_ARTICLE_
Alors que la crise du Logement va s’amplifier si rien n’est fait, Made in Courtage a interrogé Bérengère DUBUS, secrétaire générale de l’UIC – Union des Intermédiaires de Crédit. Situation des courtiers, reconnaissance du mandat, taux d’usure, réforme du courtage, avenir du métier : une interview sans langue de bois !
Made in Courtage – L’ORIAS a rendu publique les chiffres des renouvellements des inscriptions. Un verdict sans appel : -16% d’intermédiaires en crédit. Les courtiers et leurs mandataires payent un lourd tribut à la situation actuelle. Comment réagis-tu face à cette annonce ?
Bérengère DUBUS – Cette annonce était prévisible puisque l’IUC avait annoncé dès l’année dernière que si rien n’était fait 40 % des cabinets de courtage ne passeraient pas 2023.
Il y a eu des mesures positives mais hélas le chiffre est bien là et je suis stupéfaite du silence général qui entoure cette nouvelle.

_EXERCICES_
#1 Recopiez mot pour mot, dans l'article sur les courtiers en crédit, le passage allant de «Made in Courtage –» jusqu'à «cette annonce ?».
#2 Répondez brièvement à partir de l'article sur les courtiers en crédit :
(a) Quel organisme a rendu publics les chiffres des renouvellements des inscriptions ?
(b) Quelle baisse du nombre d'intermédiaires en crédit ces chiffres indiquent-ils ?
(c) Quelle fonction Bérengère Dubus occupe-t-elle à l'Union des Intermédiaires de Crédit ?
#3 Poursuivez l'article sur les courtiers en crédit à partir de sa dernière phrase.

_DONNÉES EXTRAITES_
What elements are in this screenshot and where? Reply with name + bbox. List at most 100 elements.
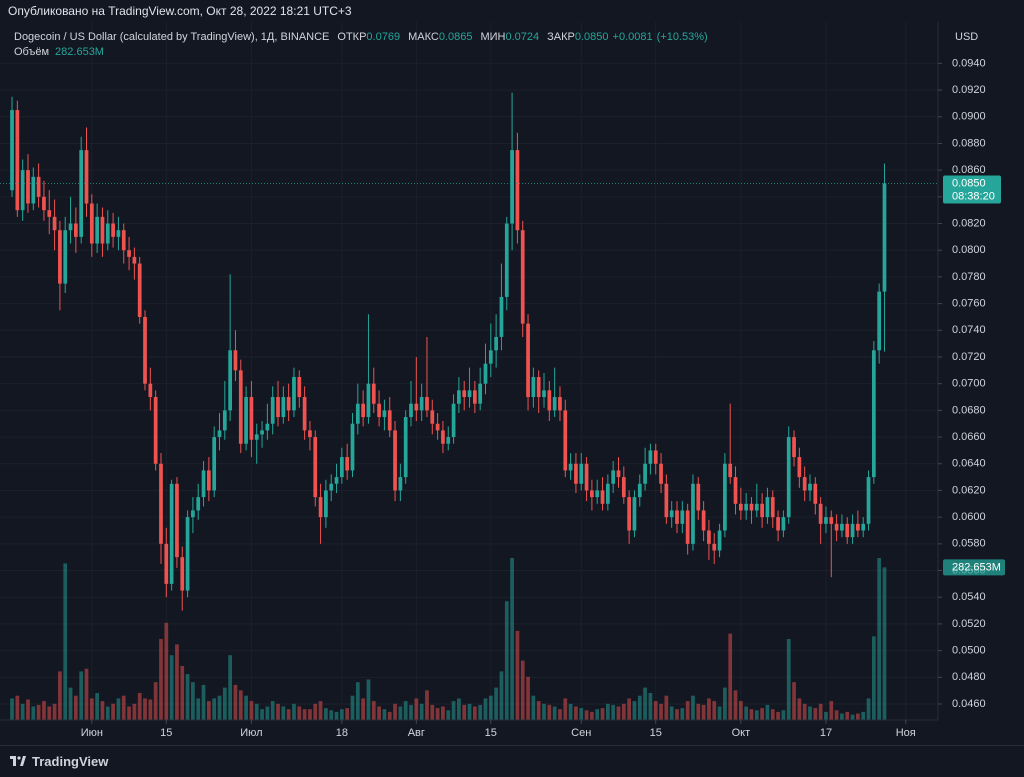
==
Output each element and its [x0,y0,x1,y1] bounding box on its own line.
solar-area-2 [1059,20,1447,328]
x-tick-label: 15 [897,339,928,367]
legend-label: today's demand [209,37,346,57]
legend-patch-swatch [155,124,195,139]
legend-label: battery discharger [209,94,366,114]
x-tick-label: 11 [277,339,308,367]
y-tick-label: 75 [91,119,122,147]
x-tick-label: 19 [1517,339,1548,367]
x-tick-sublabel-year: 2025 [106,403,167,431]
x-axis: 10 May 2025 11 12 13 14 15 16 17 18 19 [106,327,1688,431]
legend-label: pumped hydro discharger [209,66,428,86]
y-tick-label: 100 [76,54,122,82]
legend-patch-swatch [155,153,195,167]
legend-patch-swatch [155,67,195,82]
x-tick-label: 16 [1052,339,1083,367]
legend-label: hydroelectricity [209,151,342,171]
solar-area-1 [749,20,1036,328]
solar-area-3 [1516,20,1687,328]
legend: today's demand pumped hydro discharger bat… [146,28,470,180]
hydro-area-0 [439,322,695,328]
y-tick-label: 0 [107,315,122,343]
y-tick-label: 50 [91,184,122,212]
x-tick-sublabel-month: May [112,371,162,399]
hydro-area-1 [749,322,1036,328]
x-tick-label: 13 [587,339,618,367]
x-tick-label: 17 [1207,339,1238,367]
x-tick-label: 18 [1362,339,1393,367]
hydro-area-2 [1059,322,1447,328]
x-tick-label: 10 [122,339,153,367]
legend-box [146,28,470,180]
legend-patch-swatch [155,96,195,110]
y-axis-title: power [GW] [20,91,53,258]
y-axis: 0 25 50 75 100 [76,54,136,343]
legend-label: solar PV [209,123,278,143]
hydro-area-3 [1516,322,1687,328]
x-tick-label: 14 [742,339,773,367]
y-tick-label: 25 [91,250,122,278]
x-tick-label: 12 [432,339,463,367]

_RÉPONSES RÉDIGÉES_
#1
Made in Courtage – L’ORIAS a rendu publique les chiffres des renouvellements des inscriptions. Un verdict sans appel : -16% d’intermédiaires en crédit. Les courtiers et leurs mandataires payent un lourd tribut à la situation actuelle. Comment réagis-tu face à cette annonce ?

#2
(a) L'ORIAS.
(b) Une baisse de 16 %.
(c) Secrétaire générale.

#3
Le silence de tous est assourdissant que ce soit les associations, l’ORIAS, l’ACPR… Je sais qu’un travail de fond est réalisé mais il est important que notre profession ait une réponse surtout quand l’ORIAS est mise en cause en partie pour les soucis rencontrés lors de l’inscription.
L’UIC Union des Intermédiaires de Crédit que tu as créée 2019 est aujourd’hui sur tous les fronts ! Reconnaissance du mandat, taux d’usure… Peux-tu nous dresser un bilan de tes dernières rencontres ?
Oui nous sommes sur tous les fronts car les attaques proviennent de tous les côtés même si la réponse devant l’assemblée de Bruno le Maire a clairement rappelé à tous ce que je disais depuis 2019 : Il est illégal d’empêcher un emprunteur d’être conseillé par un IOBSP.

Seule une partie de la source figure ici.